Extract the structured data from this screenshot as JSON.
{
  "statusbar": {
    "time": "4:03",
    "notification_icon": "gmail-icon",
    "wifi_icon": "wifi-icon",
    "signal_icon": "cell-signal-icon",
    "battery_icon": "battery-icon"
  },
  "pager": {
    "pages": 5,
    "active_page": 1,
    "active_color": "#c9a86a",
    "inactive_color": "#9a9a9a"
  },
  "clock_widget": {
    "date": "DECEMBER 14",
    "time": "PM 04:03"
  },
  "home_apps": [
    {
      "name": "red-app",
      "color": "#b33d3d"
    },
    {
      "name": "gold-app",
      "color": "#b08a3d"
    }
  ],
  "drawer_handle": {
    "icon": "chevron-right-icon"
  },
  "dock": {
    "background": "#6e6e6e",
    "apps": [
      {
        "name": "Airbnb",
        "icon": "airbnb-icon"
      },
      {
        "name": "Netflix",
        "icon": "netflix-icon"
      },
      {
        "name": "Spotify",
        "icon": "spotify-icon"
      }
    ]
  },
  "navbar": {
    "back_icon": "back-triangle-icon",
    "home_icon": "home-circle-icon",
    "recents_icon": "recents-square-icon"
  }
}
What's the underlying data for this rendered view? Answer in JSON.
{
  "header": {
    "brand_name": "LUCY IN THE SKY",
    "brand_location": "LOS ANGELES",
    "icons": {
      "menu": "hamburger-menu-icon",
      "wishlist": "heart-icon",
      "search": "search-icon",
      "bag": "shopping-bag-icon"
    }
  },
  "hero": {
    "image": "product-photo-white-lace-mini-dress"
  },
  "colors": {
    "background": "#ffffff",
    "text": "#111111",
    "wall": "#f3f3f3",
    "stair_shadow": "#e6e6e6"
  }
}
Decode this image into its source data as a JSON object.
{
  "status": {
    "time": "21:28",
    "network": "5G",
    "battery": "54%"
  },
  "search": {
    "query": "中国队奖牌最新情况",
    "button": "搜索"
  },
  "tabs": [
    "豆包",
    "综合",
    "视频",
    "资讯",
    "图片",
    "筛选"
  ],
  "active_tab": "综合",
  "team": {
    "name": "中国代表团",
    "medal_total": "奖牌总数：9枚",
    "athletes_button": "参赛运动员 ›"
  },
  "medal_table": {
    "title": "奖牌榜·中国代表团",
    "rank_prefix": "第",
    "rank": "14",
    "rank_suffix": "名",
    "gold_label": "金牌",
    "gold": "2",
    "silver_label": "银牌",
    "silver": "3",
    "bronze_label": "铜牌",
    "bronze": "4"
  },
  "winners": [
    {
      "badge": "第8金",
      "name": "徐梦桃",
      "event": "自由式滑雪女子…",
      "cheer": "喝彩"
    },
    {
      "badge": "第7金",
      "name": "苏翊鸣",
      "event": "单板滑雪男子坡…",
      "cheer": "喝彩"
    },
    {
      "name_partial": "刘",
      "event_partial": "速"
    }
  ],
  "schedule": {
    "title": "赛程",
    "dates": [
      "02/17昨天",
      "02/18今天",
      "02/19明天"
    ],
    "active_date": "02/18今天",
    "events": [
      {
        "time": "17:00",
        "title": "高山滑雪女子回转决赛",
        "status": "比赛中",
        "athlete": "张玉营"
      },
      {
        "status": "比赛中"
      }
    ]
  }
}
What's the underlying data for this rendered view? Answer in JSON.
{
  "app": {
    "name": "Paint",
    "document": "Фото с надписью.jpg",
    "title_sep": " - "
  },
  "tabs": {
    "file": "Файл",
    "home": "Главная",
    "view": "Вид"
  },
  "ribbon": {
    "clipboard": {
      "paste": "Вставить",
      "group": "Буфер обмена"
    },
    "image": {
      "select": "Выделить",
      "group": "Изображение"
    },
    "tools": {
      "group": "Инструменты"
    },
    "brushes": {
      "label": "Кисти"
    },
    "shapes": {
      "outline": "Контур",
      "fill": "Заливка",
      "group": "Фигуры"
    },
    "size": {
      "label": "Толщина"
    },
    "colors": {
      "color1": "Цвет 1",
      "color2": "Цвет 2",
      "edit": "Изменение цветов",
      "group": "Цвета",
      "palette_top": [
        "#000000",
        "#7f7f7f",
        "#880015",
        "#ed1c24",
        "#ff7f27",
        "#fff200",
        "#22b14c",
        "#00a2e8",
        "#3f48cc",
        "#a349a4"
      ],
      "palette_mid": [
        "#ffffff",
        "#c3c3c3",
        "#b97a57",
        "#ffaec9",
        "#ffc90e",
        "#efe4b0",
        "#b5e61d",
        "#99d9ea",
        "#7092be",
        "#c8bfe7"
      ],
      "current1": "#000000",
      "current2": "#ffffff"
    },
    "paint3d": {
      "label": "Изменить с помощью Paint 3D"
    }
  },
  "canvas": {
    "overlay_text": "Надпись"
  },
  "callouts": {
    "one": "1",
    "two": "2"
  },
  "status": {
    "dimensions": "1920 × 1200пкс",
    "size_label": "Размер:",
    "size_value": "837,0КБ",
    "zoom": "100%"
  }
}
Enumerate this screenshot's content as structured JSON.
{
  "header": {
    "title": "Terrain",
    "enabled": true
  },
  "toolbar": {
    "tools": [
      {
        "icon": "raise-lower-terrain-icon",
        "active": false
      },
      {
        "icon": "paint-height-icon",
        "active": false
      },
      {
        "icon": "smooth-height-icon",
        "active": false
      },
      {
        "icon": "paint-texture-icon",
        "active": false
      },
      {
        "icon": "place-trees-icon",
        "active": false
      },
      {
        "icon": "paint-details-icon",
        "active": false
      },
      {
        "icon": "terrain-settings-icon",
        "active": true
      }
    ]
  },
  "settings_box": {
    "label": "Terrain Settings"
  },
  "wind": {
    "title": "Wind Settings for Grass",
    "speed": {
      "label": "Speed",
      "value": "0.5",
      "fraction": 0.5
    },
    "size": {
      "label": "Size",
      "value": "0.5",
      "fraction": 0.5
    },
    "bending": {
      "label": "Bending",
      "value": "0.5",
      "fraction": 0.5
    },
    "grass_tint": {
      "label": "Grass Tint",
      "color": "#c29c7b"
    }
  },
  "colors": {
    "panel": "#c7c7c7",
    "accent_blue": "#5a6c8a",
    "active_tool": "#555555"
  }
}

..............................

**WHAT TO DO:** Give back all the records exactly as they stand.

**TASK SOLUTION:**
Extract the structured data from this screenshot as JSON.
{
  "statusbar": {
    "time": "4:03",
    "notification_icon": "gmail-icon",
    "wifi_icon": "wifi-icon",
    "signal_icon": "cell-signal-icon",
    "battery_icon": "battery-icon"
  },
  "pager": {
    "pages": 5,
    "active_page": 1,
    "active_color": "#c9a86a",
    "inactive_color": "#9a9a9a"
  },
  "clock_widget": {
    "date": "DECEMBER 14",
    "time": "PM 04:03"
  },
  "home_apps": [
    {
      "name": "red-app",
      "color": "#b33d3d"
    },
    {
      "name": "gold-app",
      "color": "#b08a3d"
    }
  ],
  "drawer_handle": {
    "icon": "chevron-right-icon"
  },
  "dock": {
    "background": "#6e6e6e",
    "apps": [
      {
        "name": "Airbnb",
        "icon": "airbnb-icon"
      },
      {
        "name": "Netflix",
        "icon": "netflix-icon"
      },
      {
        "name": "Spotify",
        "icon": "spotify-icon"
      }
    ]
  },
  "navbar": {
    "back_icon": "back-triangle-icon",
    "home_icon": "home-circle-icon",
    "recents_icon": "recents-square-icon"
  }
}
What's the underlying data for this rendered view? Answer in JSON.
{
  "header": {
    "brand_name": "LUCY IN THE SKY",
    "brand_location": "LOS ANGELES",
    "icons": {
      "menu": "hamburger-menu-icon",
      "wishlist": "heart-icon",
      "search": "search-icon",
      "bag": "shopping-bag-icon"
    }
  },
  "hero": {
    "image": "product-photo-white-lace-mini-dress"
  },
  "colors": {
    "background": "#ffffff",
    "text": "#111111",
    "wall": "#f3f3f3",
    "stair_shadow": "#e6e6e6"
  }
}
Decode this image into its source data as a JSON object.
{
  "status": {
    "time": "21:28",
    "network": "5G",
    "battery": "54%"
  },
  "search": {
    "query": "中国队奖牌最新情况",
    "button": "搜索"
  },
  "tabs": [
    "豆包",
    "综合",
    "视频",
    "资讯",
    "图片",
    "筛选"
  ],
  "active_tab": "综合",
  "team": {
    "name": "中国代表团",
    "medal_total": "奖牌总数：9枚",
    "athletes_button": "参赛运动员 ›"
  },
  "medal_table": {
    "title": "奖牌榜·中国代表团",
    "rank_prefix": "第",
    "rank": "14",
    "rank_suffix": "名",
    "gold_label": "金牌",
    "gold": "2",
    "silver_label": "银牌",
    "silver": "3",
    "bronze_label": "铜牌",
    "bronze": "4"
  },
  "winners": [
    {
      "badge": "第8金",
      "name": "徐梦桃",
      "event": "自由式滑雪女子…",
      "cheer": "喝彩"
    },
    {
      "badge": "第7金",
      "name": "苏翊鸣",
      "event": "单板滑雪男子坡…",
      "cheer": "喝彩"
    },
    {
      "name_partial": "刘",
      "event_partial": "速"
    }
  ],
  "schedule": {
    "title": "赛程",
    "dates": [
      "02/17昨天",
      "02/18今天",
      "02/19明天"
    ],
    "active_date": "02/18今天",
    "events": [
      {
        "time": "17:00",
        "title": "高山滑雪女子回转决赛",
        "status": "比赛中",
        "athlete": "张玉营"
      },
      {
        "status": "比赛中"
      }
    ]
  }
}
What's the underlying data for this rendered view? Answer in JSON.
{
  "app": {
    "name": "Paint",
    "document": "Фото с надписью.jpg",
    "title_sep": " - "
  },
  "tabs": {
    "file": "Файл",
    "home": "Главная",
    "view": "Вид"
  },
  "ribbon": {
    "clipboard": {
      "paste": "Вставить",
      "group": "Буфер обмена"
    },
    "image": {
      "select": "Выделить",
      "group": "Изображение"
    },
    "tools": {
      "group": "Инструменты"
    },
    "brushes": {
      "label": "Кисти"
    },
    "shapes": {
      "outline": "Контур",
      "fill": "Заливка",
      "group": "Фигуры"
    },
    "size": {
      "label": "Толщина"
    },
    "colors": {
      "color1": "Цвет 1",
      "color2": "Цвет 2",
      "edit": "Изменение цветов",
      "group": "Цвета",
      "palette_top": [
        "#000000",
        "#7f7f7f",
        "#880015",
        "#ed1c24",
        "#ff7f27",
        "#fff200",
        "#22b14c",
        "#00a2e8",
        "#3f48cc",
        "#a349a4"
      ],
      "palette_mid": [
        "#ffffff",
        "#c3c3c3",
        "#b97a57",
        "#ffaec9",
        "#ffc90e",
        "#efe4b0",
        "#b5e61d",
        "#99d9ea",
        "#7092be",
        "#c8bfe7"
      ],
      "current1": "#000000",
      "current2": "#ffffff"
    },
    "paint3d": {
      "label": "Изменить с помощью Paint 3D"
    }
  },
  "canvas": {
    "overlay_text": "Надпись"
  },
  "callouts": {
    "one": "1",
    "two": "2"
  },
  "status": {
    "dimensions": "1920 × 1200пкс",
    "size_label": "Размер:",
    "size_value": "837,0КБ",
    "zoom": "100%"
  }
}
Enumerate this screenshot's content as structured JSON.
{
  "header": {
    "title": "Terrain",
    "enabled": true
  },
  "toolbar": {
    "tools": [
      {
        "icon": "raise-lower-terrain-icon",
        "active": false
      },
      {
        "icon": "paint-height-icon",
        "active": false
      },
      {
        "icon": "smooth-height-icon",
        "active": false
      },
      {
        "icon": "paint-texture-icon",
        "active": false
      },
      {
        "icon": "place-trees-icon",
        "active": false
      },
      {
        "icon": "paint-details-icon",
        "active": false
      },
      {
        "icon": "terrain-settings-icon",
        "active": true
      }
    ]
  },
  "settings_box": {
    "label": "Terrain Settings"
  },
  "wind": {
    "title": "Wind Settings for Grass",
    "speed": {
      "label": "Speed",
      "value": "0.5",
      "fraction": 0.5
    },
    "size": {
      "label": "Size",
      "value": "0.5",
      "fraction": 0.5
    },
    "bending": {
      "label": "Bending",
      "value": "0.5",
      "fraction": 0.5
    },
    "grass_tint": {
      "label": "Grass Tint",
      "color": "#c29c7b"
    }
  },
  "colors": {
    "panel": "#c7c7c7",
    "accent_blue": "#5a6c8a",
    "active_tool": "#555555"
  }
}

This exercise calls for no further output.